PROBLEM TO WORK ON
Extract every entry word for word. Skip the pictures.
____
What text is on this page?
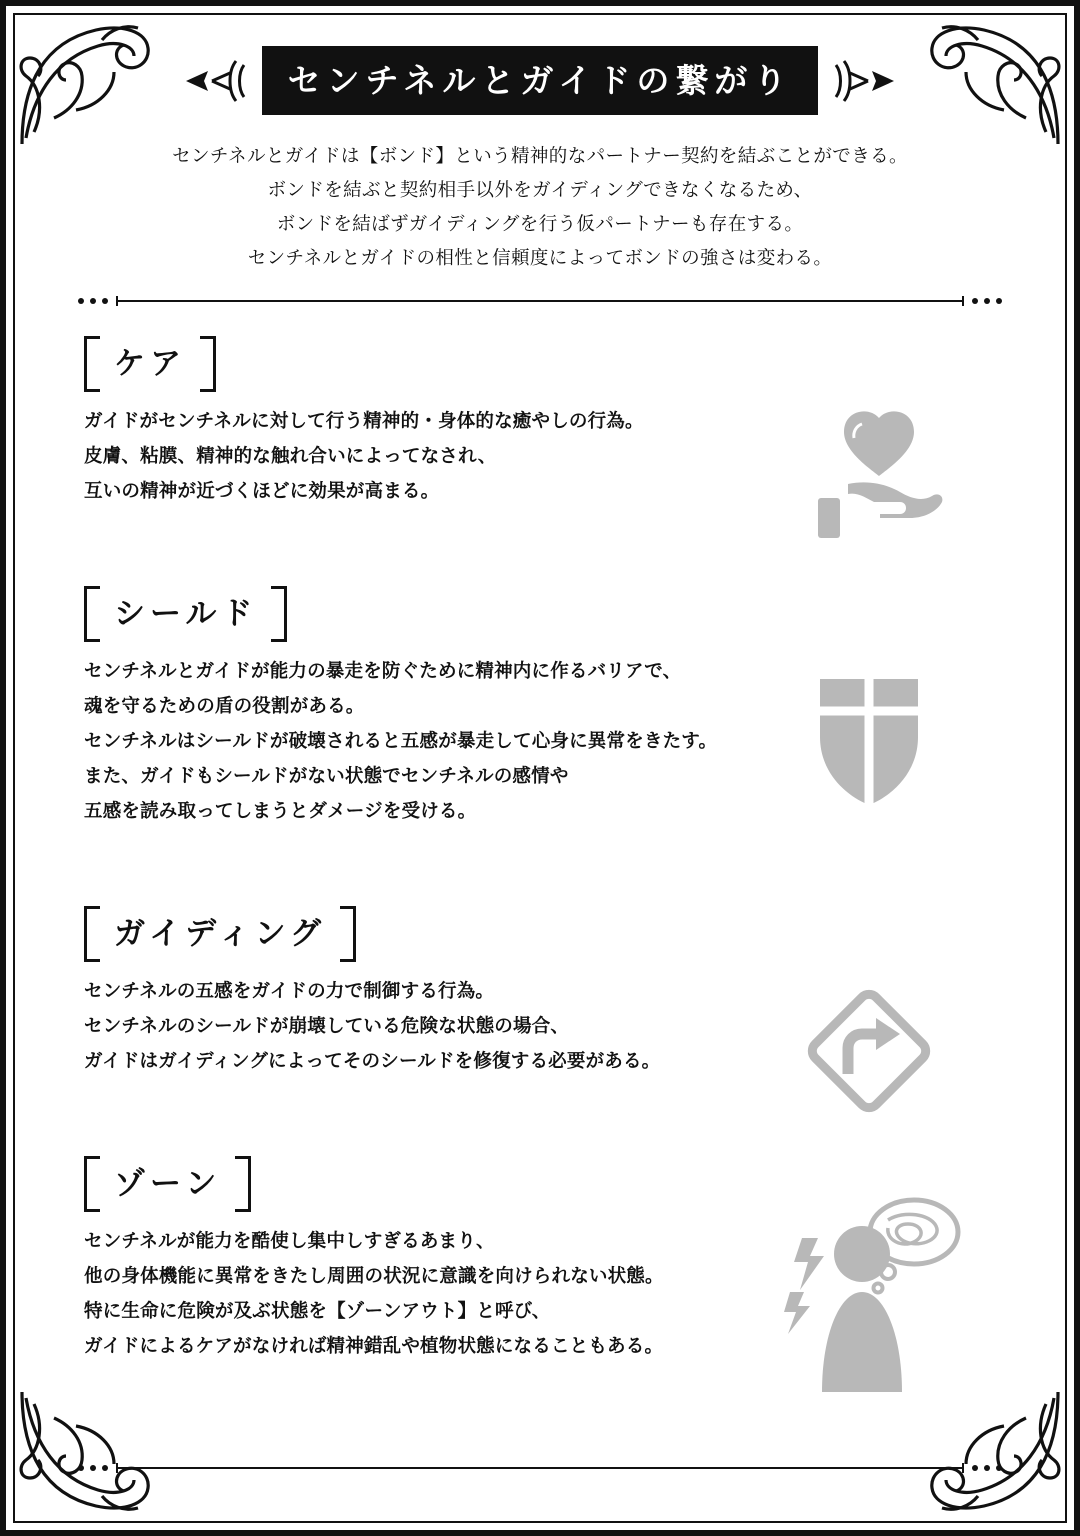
センチネルとガイドの繋がり
センチネルとガイドは【ボンド】という精神的なパートナー契約を結ぶことができる。
ボンドを結ぶと契約相手以外をガイディングできなくなるため、
ボンドを結ばずガイディングを行う仮パートナーも存在する。
センチネルとガイドの相性と信頼度によってボンドの強さは変わる。
ケア
ガイドがセンチネルに対して行う精神的・身体的な癒やしの行為。
皮膚、粘膜、精神的な触れ合いによってなされ、
互いの精神が近づくほどに効果が高まる。
シールド
センチネルとガイドが能力の暴走を防ぐために精神内に作るバリアで、
魂を守るための盾の役割がある。
センチネルはシールドが破壊されると五感が暴走して心身に異常をきたす。
また、ガイドもシールドがない状態でセンチネルの感情や
五感を読み取ってしまうとダメージを受ける。
ガイディング
センチネルの五感をガイドの力で制御する行為。
センチネルのシールドが崩壊している危険な状態の場合、
ガイドはガイディングによってそのシールドを修復する必要がある。
ゾーン
センチネルが能力を酷使し集中しすぎるあまり、
他の身体機能に異常をきたし周囲の状況に意識を向けられない状態。
特に生命に危険が及ぶ状態を【ゾーンアウト】と呼び、
ガイドによるケアがなければ精神錯乱や植物状態になることもある。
____
OUTPUT OF THE EXERCISE
What text is on this page?
センチネルとガイドの繋がり
センチネルとガイドは【ボンド】という精神的なパートナー契約を結ぶことができる。
ボンドを結ぶと契約相手以外をガイディングできなくなるため、
ボンドを結ばずガイディングを行う仮パートナーも存在する。
センチネルとガイドの相性と信頼度によってボンドの強さは変わる。
ケア
ガイドがセンチネルに対して行う精神的・身体的な癒やしの行為。
皮膚、粘膜、精神的な触れ合いによってなされ、
互いの精神が近づくほどに効果が高まる。
シールド
センチネルとガイドが能力の暴走を防ぐために精神内に作るバリアで、
魂を守るための盾の役割がある。
センチネルはシールドが破壊されると五感が暴走して心身に異常をきたす。
また、ガイドもシールドがない状態でセンチネルの感情や
五感を読み取ってしまうとダメージを受ける。
ガイディング
センチネルの五感をガイドの力で制御する行為。
センチネルのシールドが崩壊している危険な状態の場合、
ガイドはガイディングによってそのシールドを修復する必要がある。
ゾーン
センチネルが能力を酷使し集中しすぎるあまり、
他の身体機能に異常をきたし周囲の状況に意識を向けられない状態。
特に生命に危険が及ぶ状態を【ゾーンアウト】と呼び、
ガイドによるケアがなければ精神錯乱や植物状態になることもある。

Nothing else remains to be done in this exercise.